# WORK TO DO
Read the entries below and pull out each line with the string "профессиональным".

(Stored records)
....

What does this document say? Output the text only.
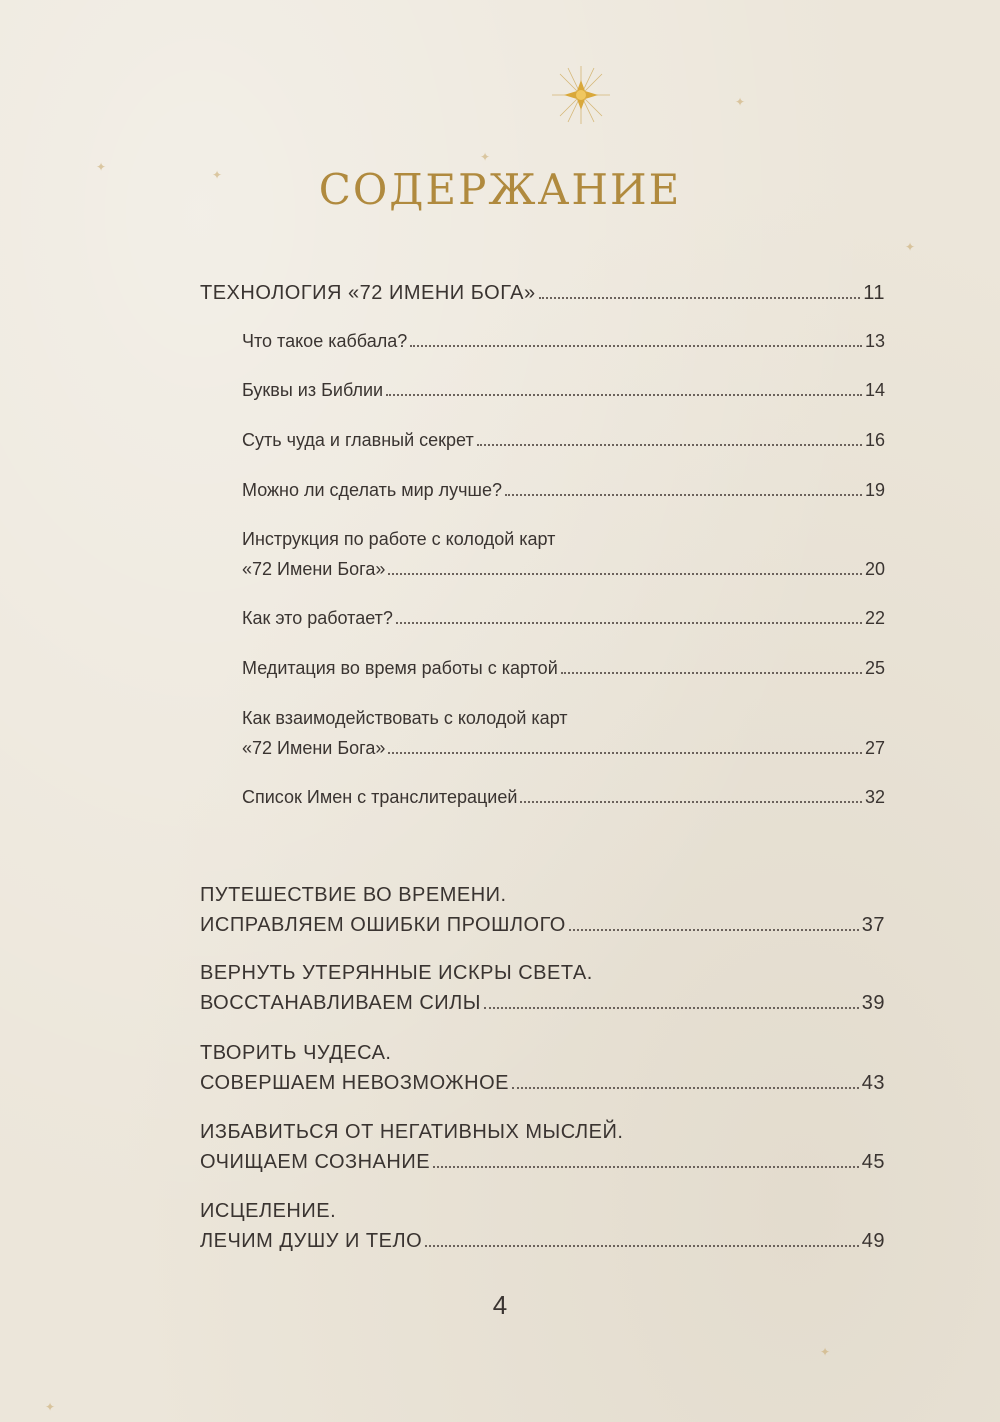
✦
✦
✦
✦
✦
✦
✦
СОДЕРЖАНИЕ
ТЕХНОЛОГИЯ «72 ИМЕНИ БОГА»	11
Что такое каббала?	13
Буквы из Библии	14
Суть чуда и главный секрет	16
Можно ли сделать мир лучше?	19
Инструкция по работе с колодой карт
«72 Имени Бога»	20
Как это работает?	22
Медитация во время работы с картой	25
Как взаимодействовать с колодой карт
«72 Имени Бога»	27
Список Имен с транслитерацией	32
ПУТЕШЕСТВИЕ ВО ВРЕМЕНИ.
ИСПРАВЛЯЕМ ОШИБКИ ПРОШЛОГО	37
ВЕРНУТЬ УТЕРЯННЫЕ ИСКРЫ СВЕТА.
ВОССТАНАВЛИВАЕМ СИЛЫ	39
ТВОРИТЬ ЧУДЕСА.
СОВЕРШАЕМ НЕВОЗМОЖНОЕ	43
ИЗБАВИТЬСЯ ОТ НЕГАТИВНЫХ МЫСЛЕЙ.
ОЧИЩАЕМ СОЗНАНИЕ	45
ИСЦЕЛЕНИЕ.
ЛЕЧИМ ДУШУ И ТЕЛО	49
4
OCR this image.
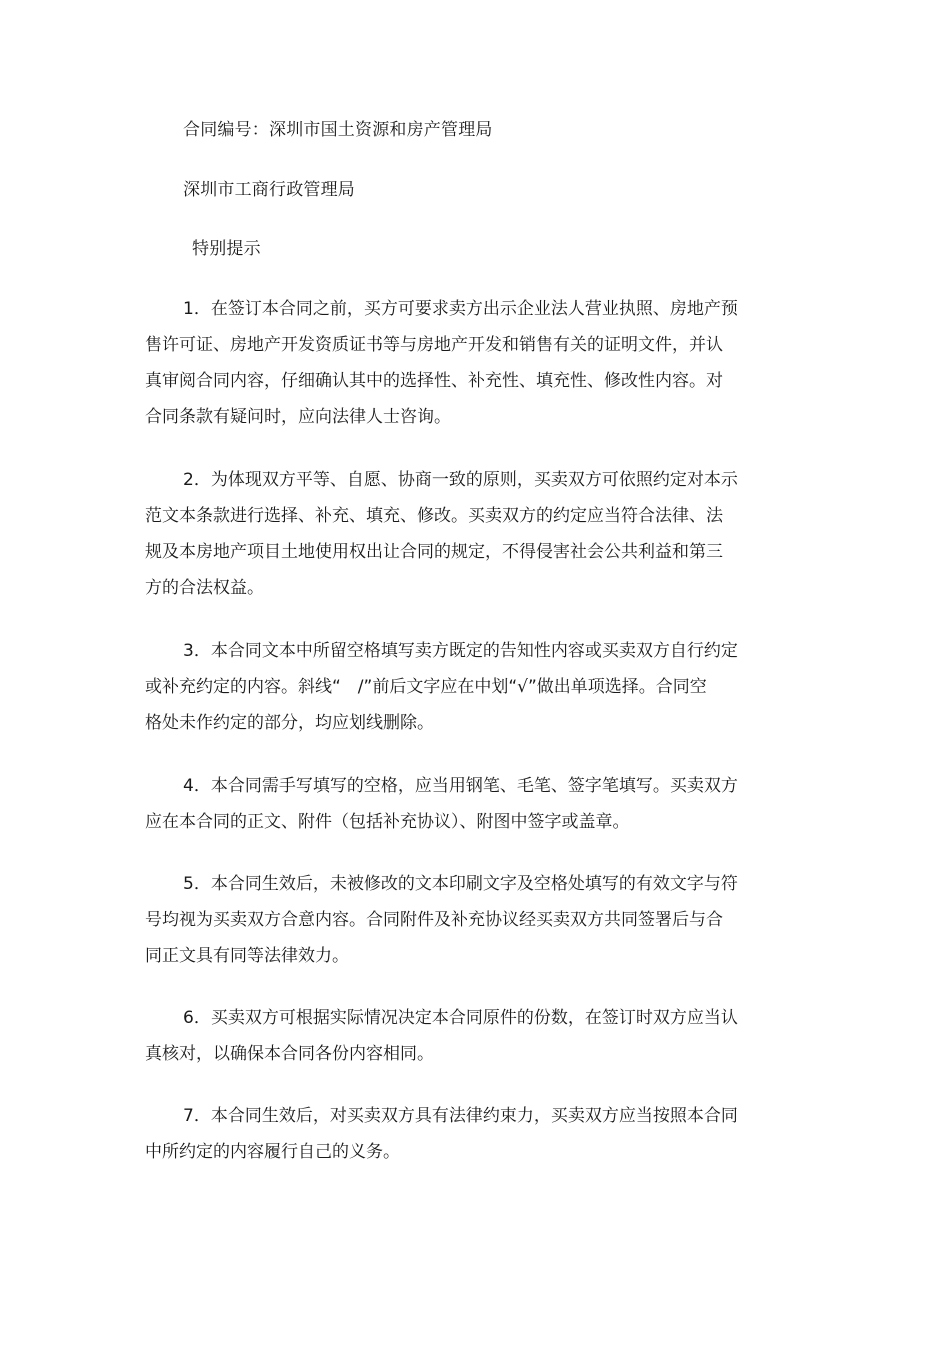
合同编号：深圳市国土资源和房产管理局
深圳市工商行政管理局
特别提示
1．在签订本合同之前，买方可要求卖方出示企业法人营业执照、房地产预
售许可证、房地产开发资质证书等与房地产开发和销售有关的证明文件，并认
真审阅合同内容，仔细确认其中的选择性、补充性、填充性、修改性内容。对
合同条款有疑问时，应向法律人士咨询。
2．为体现双方平等、自愿、协商一致的原则，买卖双方可依照约定对本示
范文本条款进行选择、补充、填充、修改。买卖双方的约定应当符合法律、法
规及本房地产项目土地使用权出让合同的规定，不得侵害社会公共利益和第三
方的合法权益。
3．本合同文本中所留空格填写卖方既定的告知性内容或买卖双方自行约定
或补充约定的内容。斜线“　/”前后文字应在中划“√”做出单项选择。合同空
格处未作约定的部分，均应划线删除。
4．本合同需手写填写的空格，应当用钢笔、毛笔、签字笔填写。买卖双方
应在本合同的正文、附件（包括补充协议）、附图中签字或盖章。
5．本合同生效后，未被修改的文本印刷文字及空格处填写的有效文字与符
号均视为买卖双方合意内容。合同附件及补充协议经买卖双方共同签署后与合
同正文具有同等法律效力。
6．买卖双方可根据实际情况决定本合同原件的份数，在签订时双方应当认
真核对，以确保本合同各份内容相同。
7．本合同生效后，对买卖双方具有法律约束力，买卖双方应当按照本合同
中所约定的内容履行自己的义务。
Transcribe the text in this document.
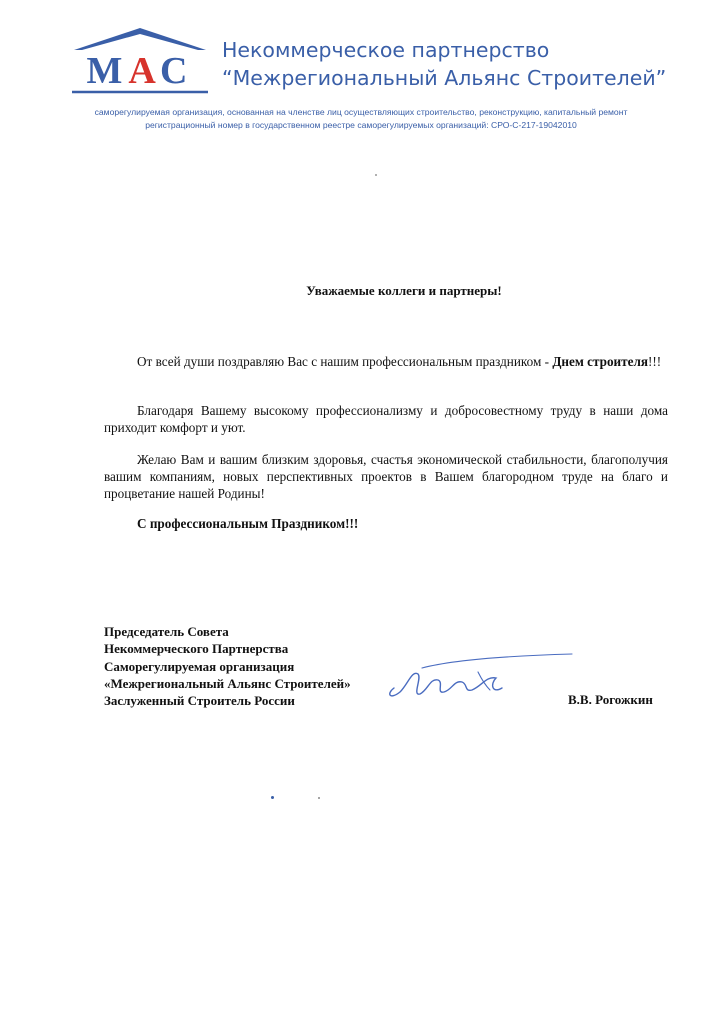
МАС Некоммерческое партнерство
“Межрегиональный Альянс Строителей”
саморегулируемая организация, основанная на членстве лиц осуществляющих строительство, реконструкцию, капитальный ремонт
регистрационный номер в государственном реестре саморегулируемых организаций: СРО-С-217-19042010
Уважаемые коллеги и партнеры!
От всей души поздравляю Вас с нашим профессиональным праздником - Днем строителя!!!
Благодаря Вашему высокому профессионализму и добросовестному труду в наши дома приходит комфорт и уют.
Желаю Вам и вашим близким здоровья, счастья экономической стабильности, благополучия вашим компаниям, новых перспективных проектов в Вашем благородном труде на благо и процветание нашей Родины!
С профессиональным Праздником!!!
Председатель Совета
Некоммерческого Партнерства
Саморегулируемая организация
«Межрегиональный Альянс Строителей»
Заслуженный Строитель России	В.В. Рогожкин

....

# THE RESPONSE
От всей души поздравляю Вас с нашим профессиональным праздником - Днем строителя!!!
С профессиональным Праздником!!!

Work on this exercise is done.